▶ [Job]
Return every line of the records below verbatim, with no pictures in the copy.

-------- Records supplied

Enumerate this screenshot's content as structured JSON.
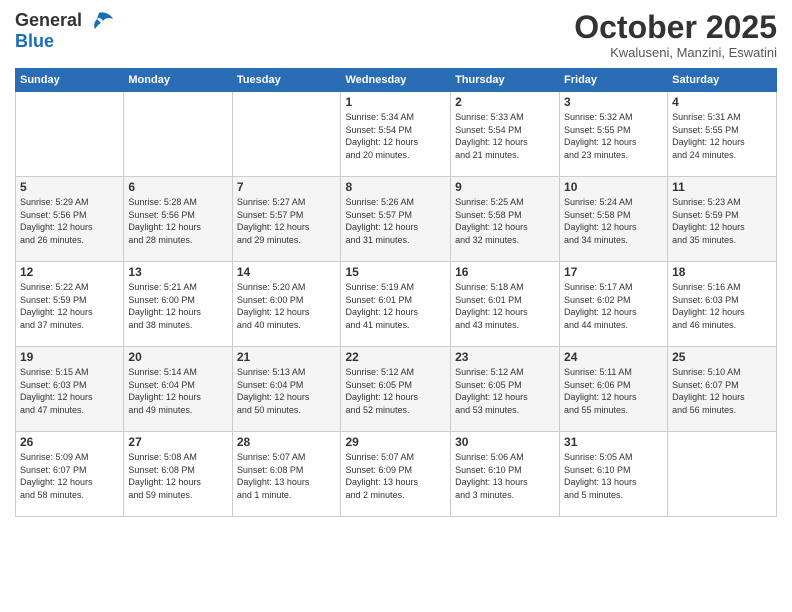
{
  "header": {
    "logo_general": "General",
    "logo_blue": "Blue",
    "month": "October 2025",
    "location": "Kwaluseni, Manzini, Eswatini"
  },
  "weekdays": [
    "Sunday",
    "Monday",
    "Tuesday",
    "Wednesday",
    "Thursday",
    "Friday",
    "Saturday"
  ],
  "weeks": [
    [
      {
        "day": "",
        "info": ""
      },
      {
        "day": "",
        "info": ""
      },
      {
        "day": "",
        "info": ""
      },
      {
        "day": "1",
        "info": "Sunrise: 5:34 AM\nSunset: 5:54 PM\nDaylight: 12 hours\nand 20 minutes."
      },
      {
        "day": "2",
        "info": "Sunrise: 5:33 AM\nSunset: 5:54 PM\nDaylight: 12 hours\nand 21 minutes."
      },
      {
        "day": "3",
        "info": "Sunrise: 5:32 AM\nSunset: 5:55 PM\nDaylight: 12 hours\nand 23 minutes."
      },
      {
        "day": "4",
        "info": "Sunrise: 5:31 AM\nSunset: 5:55 PM\nDaylight: 12 hours\nand 24 minutes."
      }
    ],
    [
      {
        "day": "5",
        "info": "Sunrise: 5:29 AM\nSunset: 5:56 PM\nDaylight: 12 hours\nand 26 minutes."
      },
      {
        "day": "6",
        "info": "Sunrise: 5:28 AM\nSunset: 5:56 PM\nDaylight: 12 hours\nand 28 minutes."
      },
      {
        "day": "7",
        "info": "Sunrise: 5:27 AM\nSunset: 5:57 PM\nDaylight: 12 hours\nand 29 minutes."
      },
      {
        "day": "8",
        "info": "Sunrise: 5:26 AM\nSunset: 5:57 PM\nDaylight: 12 hours\nand 31 minutes."
      },
      {
        "day": "9",
        "info": "Sunrise: 5:25 AM\nSunset: 5:58 PM\nDaylight: 12 hours\nand 32 minutes."
      },
      {
        "day": "10",
        "info": "Sunrise: 5:24 AM\nSunset: 5:58 PM\nDaylight: 12 hours\nand 34 minutes."
      },
      {
        "day": "11",
        "info": "Sunrise: 5:23 AM\nSunset: 5:59 PM\nDaylight: 12 hours\nand 35 minutes."
      }
    ],
    [
      {
        "day": "12",
        "info": "Sunrise: 5:22 AM\nSunset: 5:59 PM\nDaylight: 12 hours\nand 37 minutes."
      },
      {
        "day": "13",
        "info": "Sunrise: 5:21 AM\nSunset: 6:00 PM\nDaylight: 12 hours\nand 38 minutes."
      },
      {
        "day": "14",
        "info": "Sunrise: 5:20 AM\nSunset: 6:00 PM\nDaylight: 12 hours\nand 40 minutes."
      },
      {
        "day": "15",
        "info": "Sunrise: 5:19 AM\nSunset: 6:01 PM\nDaylight: 12 hours\nand 41 minutes."
      },
      {
        "day": "16",
        "info": "Sunrise: 5:18 AM\nSunset: 6:01 PM\nDaylight: 12 hours\nand 43 minutes."
      },
      {
        "day": "17",
        "info": "Sunrise: 5:17 AM\nSunset: 6:02 PM\nDaylight: 12 hours\nand 44 minutes."
      },
      {
        "day": "18",
        "info": "Sunrise: 5:16 AM\nSunset: 6:03 PM\nDaylight: 12 hours\nand 46 minutes."
      }
    ],
    [
      {
        "day": "19",
        "info": "Sunrise: 5:15 AM\nSunset: 6:03 PM\nDaylight: 12 hours\nand 47 minutes."
      },
      {
        "day": "20",
        "info": "Sunrise: 5:14 AM\nSunset: 6:04 PM\nDaylight: 12 hours\nand 49 minutes."
      },
      {
        "day": "21",
        "info": "Sunrise: 5:13 AM\nSunset: 6:04 PM\nDaylight: 12 hours\nand 50 minutes."
      },
      {
        "day": "22",
        "info": "Sunrise: 5:12 AM\nSunset: 6:05 PM\nDaylight: 12 hours\nand 52 minutes."
      },
      {
        "day": "23",
        "info": "Sunrise: 5:12 AM\nSunset: 6:05 PM\nDaylight: 12 hours\nand 53 minutes."
      },
      {
        "day": "24",
        "info": "Sunrise: 5:11 AM\nSunset: 6:06 PM\nDaylight: 12 hours\nand 55 minutes."
      },
      {
        "day": "25",
        "info": "Sunrise: 5:10 AM\nSunset: 6:07 PM\nDaylight: 12 hours\nand 56 minutes."
      }
    ],
    [
      {
        "day": "26",
        "info": "Sunrise: 5:09 AM\nSunset: 6:07 PM\nDaylight: 12 hours\nand 58 minutes."
      },
      {
        "day": "27",
        "info": "Sunrise: 5:08 AM\nSunset: 6:08 PM\nDaylight: 12 hours\nand 59 minutes."
      },
      {
        "day": "28",
        "info": "Sunrise: 5:07 AM\nSunset: 6:08 PM\nDaylight: 13 hours\nand 1 minute."
      },
      {
        "day": "29",
        "info": "Sunrise: 5:07 AM\nSunset: 6:09 PM\nDaylight: 13 hours\nand 2 minutes."
      },
      {
        "day": "30",
        "info": "Sunrise: 5:06 AM\nSunset: 6:10 PM\nDaylight: 13 hours\nand 3 minutes."
      },
      {
        "day": "31",
        "info": "Sunrise: 5:05 AM\nSunset: 6:10 PM\nDaylight: 13 hours\nand 5 minutes."
      },
      {
        "day": "",
        "info": ""
      }
    ]
  ]
}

----------------

▶ [The reply]
Enumerate this screenshot's content as structured JSON.
{
  "header": {
    "logo_general": "General",
    "logo_blue": "Blue",
    "month": "October 2025",
    "location": "Kwaluseni, Manzini, Eswatini"
  },
  "weekdays": [
    "Sunday",
    "Monday",
    "Tuesday",
    "Wednesday",
    "Thursday",
    "Friday",
    "Saturday"
  ],
  "weeks": [
    [
      {
        "day": "",
        "info": ""
      },
      {
        "day": "",
        "info": ""
      },
      {
        "day": "",
        "info": ""
      },
      {
        "day": "1",
        "info": "Sunrise: 5:34 AM\nSunset: 5:54 PM\nDaylight: 12 hours\nand 20 minutes."
      },
      {
        "day": "2",
        "info": "Sunrise: 5:33 AM\nSunset: 5:54 PM\nDaylight: 12 hours\nand 21 minutes."
      },
      {
        "day": "3",
        "info": "Sunrise: 5:32 AM\nSunset: 5:55 PM\nDaylight: 12 hours\nand 23 minutes."
      },
      {
        "day": "4",
        "info": "Sunrise: 5:31 AM\nSunset: 5:55 PM\nDaylight: 12 hours\nand 24 minutes."
      }
    ],
    [
      {
        "day": "5",
        "info": "Sunrise: 5:29 AM\nSunset: 5:56 PM\nDaylight: 12 hours\nand 26 minutes."
      },
      {
        "day": "6",
        "info": "Sunrise: 5:28 AM\nSunset: 5:56 PM\nDaylight: 12 hours\nand 28 minutes."
      },
      {
        "day": "7",
        "info": "Sunrise: 5:27 AM\nSunset: 5:57 PM\nDaylight: 12 hours\nand 29 minutes."
      },
      {
        "day": "8",
        "info": "Sunrise: 5:26 AM\nSunset: 5:57 PM\nDaylight: 12 hours\nand 31 minutes."
      },
      {
        "day": "9",
        "info": "Sunrise: 5:25 AM\nSunset: 5:58 PM\nDaylight: 12 hours\nand 32 minutes."
      },
      {
        "day": "10",
        "info": "Sunrise: 5:24 AM\nSunset: 5:58 PM\nDaylight: 12 hours\nand 34 minutes."
      },
      {
        "day": "11",
        "info": "Sunrise: 5:23 AM\nSunset: 5:59 PM\nDaylight: 12 hours\nand 35 minutes."
      }
    ],
    [
      {
        "day": "12",
        "info": "Sunrise: 5:22 AM\nSunset: 5:59 PM\nDaylight: 12 hours\nand 37 minutes."
      },
      {
        "day": "13",
        "info": "Sunrise: 5:21 AM\nSunset: 6:00 PM\nDaylight: 12 hours\nand 38 minutes."
      },
      {
        "day": "14",
        "info": "Sunrise: 5:20 AM\nSunset: 6:00 PM\nDaylight: 12 hours\nand 40 minutes."
      },
      {
        "day": "15",
        "info": "Sunrise: 5:19 AM\nSunset: 6:01 PM\nDaylight: 12 hours\nand 41 minutes."
      },
      {
        "day": "16",
        "info": "Sunrise: 5:18 AM\nSunset: 6:01 PM\nDaylight: 12 hours\nand 43 minutes."
      },
      {
        "day": "17",
        "info": "Sunrise: 5:17 AM\nSunset: 6:02 PM\nDaylight: 12 hours\nand 44 minutes."
      },
      {
        "day": "18",
        "info": "Sunrise: 5:16 AM\nSunset: 6:03 PM\nDaylight: 12 hours\nand 46 minutes."
      }
    ],
    [
      {
        "day": "19",
        "info": "Sunrise: 5:15 AM\nSunset: 6:03 PM\nDaylight: 12 hours\nand 47 minutes."
      },
      {
        "day": "20",
        "info": "Sunrise: 5:14 AM\nSunset: 6:04 PM\nDaylight: 12 hours\nand 49 minutes."
      },
      {
        "day": "21",
        "info": "Sunrise: 5:13 AM\nSunset: 6:04 PM\nDaylight: 12 hours\nand 50 minutes."
      },
      {
        "day": "22",
        "info": "Sunrise: 5:12 AM\nSunset: 6:05 PM\nDaylight: 12 hours\nand 52 minutes."
      },
      {
        "day": "23",
        "info": "Sunrise: 5:12 AM\nSunset: 6:05 PM\nDaylight: 12 hours\nand 53 minutes."
      },
      {
        "day": "24",
        "info": "Sunrise: 5:11 AM\nSunset: 6:06 PM\nDaylight: 12 hours\nand 55 minutes."
      },
      {
        "day": "25",
        "info": "Sunrise: 5:10 AM\nSunset: 6:07 PM\nDaylight: 12 hours\nand 56 minutes."
      }
    ],
    [
      {
        "day": "26",
        "info": "Sunrise: 5:09 AM\nSunset: 6:07 PM\nDaylight: 12 hours\nand 58 minutes."
      },
      {
        "day": "27",
        "info": "Sunrise: 5:08 AM\nSunset: 6:08 PM\nDaylight: 12 hours\nand 59 minutes."
      },
      {
        "day": "28",
        "info": "Sunrise: 5:07 AM\nSunset: 6:08 PM\nDaylight: 13 hours\nand 1 minute."
      },
      {
        "day": "29",
        "info": "Sunrise: 5:07 AM\nSunset: 6:09 PM\nDaylight: 13 hours\nand 2 minutes."
      },
      {
        "day": "30",
        "info": "Sunrise: 5:06 AM\nSunset: 6:10 PM\nDaylight: 13 hours\nand 3 minutes."
      },
      {
        "day": "31",
        "info": "Sunrise: 5:05 AM\nSunset: 6:10 PM\nDaylight: 13 hours\nand 5 minutes."
      },
      {
        "day": "",
        "info": ""
      }
    ]
  ]
}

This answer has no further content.